** Job **
Each line that holds the word "virtual" is to be identified and copied.

──────── Stored data ────────

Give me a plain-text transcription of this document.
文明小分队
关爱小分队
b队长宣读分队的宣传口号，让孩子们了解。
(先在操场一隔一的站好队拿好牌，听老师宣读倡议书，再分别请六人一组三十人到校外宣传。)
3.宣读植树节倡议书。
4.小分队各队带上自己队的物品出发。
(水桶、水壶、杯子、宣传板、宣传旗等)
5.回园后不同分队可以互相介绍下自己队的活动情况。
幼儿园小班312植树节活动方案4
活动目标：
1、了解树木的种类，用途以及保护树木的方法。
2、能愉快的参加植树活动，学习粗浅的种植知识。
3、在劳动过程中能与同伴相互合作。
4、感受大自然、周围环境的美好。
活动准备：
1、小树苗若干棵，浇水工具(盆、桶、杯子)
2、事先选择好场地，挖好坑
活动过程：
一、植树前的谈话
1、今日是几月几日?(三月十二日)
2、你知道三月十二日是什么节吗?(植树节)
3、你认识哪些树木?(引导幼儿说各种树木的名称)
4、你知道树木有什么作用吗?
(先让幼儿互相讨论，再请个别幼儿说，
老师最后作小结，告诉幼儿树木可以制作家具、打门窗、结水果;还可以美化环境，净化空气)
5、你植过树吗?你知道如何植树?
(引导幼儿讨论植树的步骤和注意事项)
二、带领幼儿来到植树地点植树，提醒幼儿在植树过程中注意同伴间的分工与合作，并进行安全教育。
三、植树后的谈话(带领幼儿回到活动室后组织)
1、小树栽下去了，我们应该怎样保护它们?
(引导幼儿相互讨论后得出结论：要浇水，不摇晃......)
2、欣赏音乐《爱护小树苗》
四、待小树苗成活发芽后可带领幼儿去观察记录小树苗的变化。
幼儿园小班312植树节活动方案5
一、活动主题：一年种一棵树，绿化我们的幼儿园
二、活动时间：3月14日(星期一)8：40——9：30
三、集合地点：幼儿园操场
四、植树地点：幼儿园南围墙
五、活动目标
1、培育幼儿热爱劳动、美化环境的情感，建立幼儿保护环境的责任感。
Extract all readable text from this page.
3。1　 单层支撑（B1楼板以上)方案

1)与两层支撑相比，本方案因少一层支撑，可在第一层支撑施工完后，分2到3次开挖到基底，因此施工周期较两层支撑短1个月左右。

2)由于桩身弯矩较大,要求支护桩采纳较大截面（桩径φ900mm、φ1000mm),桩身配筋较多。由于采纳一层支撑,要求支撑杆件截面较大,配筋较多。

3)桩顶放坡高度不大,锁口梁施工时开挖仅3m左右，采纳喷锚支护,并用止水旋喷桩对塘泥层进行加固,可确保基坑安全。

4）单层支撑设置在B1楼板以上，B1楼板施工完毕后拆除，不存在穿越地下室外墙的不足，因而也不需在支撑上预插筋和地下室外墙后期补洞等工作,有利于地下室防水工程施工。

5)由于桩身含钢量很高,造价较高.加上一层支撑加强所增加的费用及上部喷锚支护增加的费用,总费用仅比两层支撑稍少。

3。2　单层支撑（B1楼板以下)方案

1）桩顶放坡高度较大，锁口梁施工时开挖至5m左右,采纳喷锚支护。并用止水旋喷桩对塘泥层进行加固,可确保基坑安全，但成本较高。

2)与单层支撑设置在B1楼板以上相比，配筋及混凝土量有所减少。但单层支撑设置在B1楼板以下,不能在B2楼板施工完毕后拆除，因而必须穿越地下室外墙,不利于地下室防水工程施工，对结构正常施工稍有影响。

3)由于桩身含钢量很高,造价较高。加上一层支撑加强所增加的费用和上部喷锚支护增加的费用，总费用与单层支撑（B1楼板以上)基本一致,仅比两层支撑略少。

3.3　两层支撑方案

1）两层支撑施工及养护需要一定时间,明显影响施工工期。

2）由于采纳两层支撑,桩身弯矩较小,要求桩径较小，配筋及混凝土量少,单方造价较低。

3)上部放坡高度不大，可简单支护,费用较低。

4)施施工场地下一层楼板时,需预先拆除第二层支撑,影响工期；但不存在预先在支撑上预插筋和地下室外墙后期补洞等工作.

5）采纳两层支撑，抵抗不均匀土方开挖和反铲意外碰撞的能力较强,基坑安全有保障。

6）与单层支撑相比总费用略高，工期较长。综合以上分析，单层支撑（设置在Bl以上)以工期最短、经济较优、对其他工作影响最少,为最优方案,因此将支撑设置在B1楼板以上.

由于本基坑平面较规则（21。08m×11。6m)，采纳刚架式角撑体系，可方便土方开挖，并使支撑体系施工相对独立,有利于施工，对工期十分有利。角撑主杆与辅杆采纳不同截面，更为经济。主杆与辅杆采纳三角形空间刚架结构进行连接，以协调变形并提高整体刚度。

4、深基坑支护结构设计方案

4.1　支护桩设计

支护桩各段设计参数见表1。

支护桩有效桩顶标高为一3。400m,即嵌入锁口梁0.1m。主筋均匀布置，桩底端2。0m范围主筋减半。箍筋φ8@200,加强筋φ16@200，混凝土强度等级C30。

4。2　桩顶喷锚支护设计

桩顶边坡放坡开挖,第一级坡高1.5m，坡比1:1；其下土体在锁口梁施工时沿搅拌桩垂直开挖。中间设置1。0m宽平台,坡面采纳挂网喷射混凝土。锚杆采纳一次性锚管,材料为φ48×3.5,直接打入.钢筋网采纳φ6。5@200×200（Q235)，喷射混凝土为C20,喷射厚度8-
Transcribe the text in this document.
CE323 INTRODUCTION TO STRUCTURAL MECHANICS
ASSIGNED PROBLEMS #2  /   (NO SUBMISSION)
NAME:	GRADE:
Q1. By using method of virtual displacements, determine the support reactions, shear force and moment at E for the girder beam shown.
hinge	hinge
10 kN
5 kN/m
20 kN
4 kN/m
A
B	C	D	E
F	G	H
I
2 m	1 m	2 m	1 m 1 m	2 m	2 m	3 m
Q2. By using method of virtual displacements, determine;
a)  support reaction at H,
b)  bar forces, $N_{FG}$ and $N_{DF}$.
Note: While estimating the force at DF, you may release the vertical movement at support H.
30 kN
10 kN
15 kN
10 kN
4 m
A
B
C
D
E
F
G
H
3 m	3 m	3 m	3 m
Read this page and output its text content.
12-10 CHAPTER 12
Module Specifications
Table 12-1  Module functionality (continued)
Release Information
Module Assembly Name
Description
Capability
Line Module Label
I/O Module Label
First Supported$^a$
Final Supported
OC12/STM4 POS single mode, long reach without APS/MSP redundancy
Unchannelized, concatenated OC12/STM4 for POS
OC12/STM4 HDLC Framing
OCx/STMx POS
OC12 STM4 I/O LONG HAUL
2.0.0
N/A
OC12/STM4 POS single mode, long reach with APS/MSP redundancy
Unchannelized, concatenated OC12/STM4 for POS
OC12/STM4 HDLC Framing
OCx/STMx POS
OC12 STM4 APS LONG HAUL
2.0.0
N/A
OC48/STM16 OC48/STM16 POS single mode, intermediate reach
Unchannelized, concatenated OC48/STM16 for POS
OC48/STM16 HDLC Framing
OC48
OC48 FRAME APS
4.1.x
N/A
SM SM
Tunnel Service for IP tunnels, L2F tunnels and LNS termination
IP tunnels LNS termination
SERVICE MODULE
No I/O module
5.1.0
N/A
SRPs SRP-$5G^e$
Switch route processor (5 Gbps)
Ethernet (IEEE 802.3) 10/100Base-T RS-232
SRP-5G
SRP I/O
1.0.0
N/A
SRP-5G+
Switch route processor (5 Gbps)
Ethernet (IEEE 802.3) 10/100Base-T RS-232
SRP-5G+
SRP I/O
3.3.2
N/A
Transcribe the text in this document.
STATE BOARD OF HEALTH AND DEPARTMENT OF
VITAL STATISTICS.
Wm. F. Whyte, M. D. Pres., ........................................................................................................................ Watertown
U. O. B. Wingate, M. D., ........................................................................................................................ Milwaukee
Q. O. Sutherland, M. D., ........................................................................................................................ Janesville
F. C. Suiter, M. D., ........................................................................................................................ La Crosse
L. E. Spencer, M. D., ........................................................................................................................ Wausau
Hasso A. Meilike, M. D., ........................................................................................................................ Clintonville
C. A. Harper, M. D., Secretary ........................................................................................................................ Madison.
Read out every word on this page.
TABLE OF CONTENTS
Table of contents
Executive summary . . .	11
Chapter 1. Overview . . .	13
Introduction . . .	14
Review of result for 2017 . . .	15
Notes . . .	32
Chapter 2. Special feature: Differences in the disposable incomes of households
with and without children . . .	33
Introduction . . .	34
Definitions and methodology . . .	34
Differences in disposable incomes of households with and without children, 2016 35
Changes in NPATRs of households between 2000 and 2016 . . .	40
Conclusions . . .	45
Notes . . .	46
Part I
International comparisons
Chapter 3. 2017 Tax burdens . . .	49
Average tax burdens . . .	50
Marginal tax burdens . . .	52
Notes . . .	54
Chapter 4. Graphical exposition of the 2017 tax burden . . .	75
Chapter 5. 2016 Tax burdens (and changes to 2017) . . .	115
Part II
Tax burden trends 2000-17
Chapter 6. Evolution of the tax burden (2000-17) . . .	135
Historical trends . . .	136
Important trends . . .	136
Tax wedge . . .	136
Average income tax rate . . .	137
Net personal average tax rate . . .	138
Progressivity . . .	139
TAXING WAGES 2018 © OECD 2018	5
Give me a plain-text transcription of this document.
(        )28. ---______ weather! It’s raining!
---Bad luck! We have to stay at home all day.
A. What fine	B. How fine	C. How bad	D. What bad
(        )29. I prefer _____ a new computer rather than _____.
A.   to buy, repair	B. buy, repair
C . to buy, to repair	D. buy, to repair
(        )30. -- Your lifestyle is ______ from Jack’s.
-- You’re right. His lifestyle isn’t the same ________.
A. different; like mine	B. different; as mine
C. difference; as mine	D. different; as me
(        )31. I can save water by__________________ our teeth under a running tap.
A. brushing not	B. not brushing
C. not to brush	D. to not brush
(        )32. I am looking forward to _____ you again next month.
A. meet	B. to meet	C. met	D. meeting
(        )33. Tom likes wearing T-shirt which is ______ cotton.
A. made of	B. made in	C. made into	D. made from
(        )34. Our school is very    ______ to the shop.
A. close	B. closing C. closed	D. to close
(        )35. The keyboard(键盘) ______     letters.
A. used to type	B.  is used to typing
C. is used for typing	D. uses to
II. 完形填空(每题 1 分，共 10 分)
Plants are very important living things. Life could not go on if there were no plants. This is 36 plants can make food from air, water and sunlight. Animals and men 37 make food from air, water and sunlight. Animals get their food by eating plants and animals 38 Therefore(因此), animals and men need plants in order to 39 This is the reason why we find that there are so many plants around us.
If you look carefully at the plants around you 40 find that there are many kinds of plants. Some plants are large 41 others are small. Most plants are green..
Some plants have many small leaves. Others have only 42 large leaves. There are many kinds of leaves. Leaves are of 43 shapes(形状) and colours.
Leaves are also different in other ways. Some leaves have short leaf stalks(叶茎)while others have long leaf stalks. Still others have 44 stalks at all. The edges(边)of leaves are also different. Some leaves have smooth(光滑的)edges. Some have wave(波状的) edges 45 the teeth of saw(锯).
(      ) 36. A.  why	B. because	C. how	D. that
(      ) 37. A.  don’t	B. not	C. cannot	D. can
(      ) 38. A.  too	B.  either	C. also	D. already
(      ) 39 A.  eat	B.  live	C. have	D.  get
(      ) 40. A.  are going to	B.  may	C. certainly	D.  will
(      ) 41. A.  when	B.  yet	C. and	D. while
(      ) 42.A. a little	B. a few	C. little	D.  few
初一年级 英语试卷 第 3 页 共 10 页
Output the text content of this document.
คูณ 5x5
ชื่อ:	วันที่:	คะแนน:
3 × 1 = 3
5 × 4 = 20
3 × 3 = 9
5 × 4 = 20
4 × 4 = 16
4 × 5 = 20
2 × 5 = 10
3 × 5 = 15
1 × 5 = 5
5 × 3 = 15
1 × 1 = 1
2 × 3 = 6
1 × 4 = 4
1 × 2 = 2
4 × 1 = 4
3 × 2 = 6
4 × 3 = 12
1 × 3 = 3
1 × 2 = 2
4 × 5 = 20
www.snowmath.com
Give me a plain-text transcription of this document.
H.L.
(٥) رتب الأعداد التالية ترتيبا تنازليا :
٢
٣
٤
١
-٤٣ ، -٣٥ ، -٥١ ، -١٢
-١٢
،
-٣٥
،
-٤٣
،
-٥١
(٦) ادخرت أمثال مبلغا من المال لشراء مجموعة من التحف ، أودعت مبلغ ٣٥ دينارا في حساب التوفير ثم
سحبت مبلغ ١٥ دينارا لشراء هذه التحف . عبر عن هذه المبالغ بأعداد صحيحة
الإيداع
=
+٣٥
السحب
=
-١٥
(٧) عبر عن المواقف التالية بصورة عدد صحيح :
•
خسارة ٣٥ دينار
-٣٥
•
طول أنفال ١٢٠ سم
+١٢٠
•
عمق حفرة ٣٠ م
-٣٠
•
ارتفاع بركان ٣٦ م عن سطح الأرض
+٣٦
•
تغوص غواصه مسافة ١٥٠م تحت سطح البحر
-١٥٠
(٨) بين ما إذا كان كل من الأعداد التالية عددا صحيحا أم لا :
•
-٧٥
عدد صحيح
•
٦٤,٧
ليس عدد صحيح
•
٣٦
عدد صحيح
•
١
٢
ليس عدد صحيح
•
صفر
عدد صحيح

────────

** Output for this exercise **
Q1. By using method of virtual displacements, determine the support reactions, shear force and moment at E for the girder beam shown.
Q2. By using method of virtual displacements, determine;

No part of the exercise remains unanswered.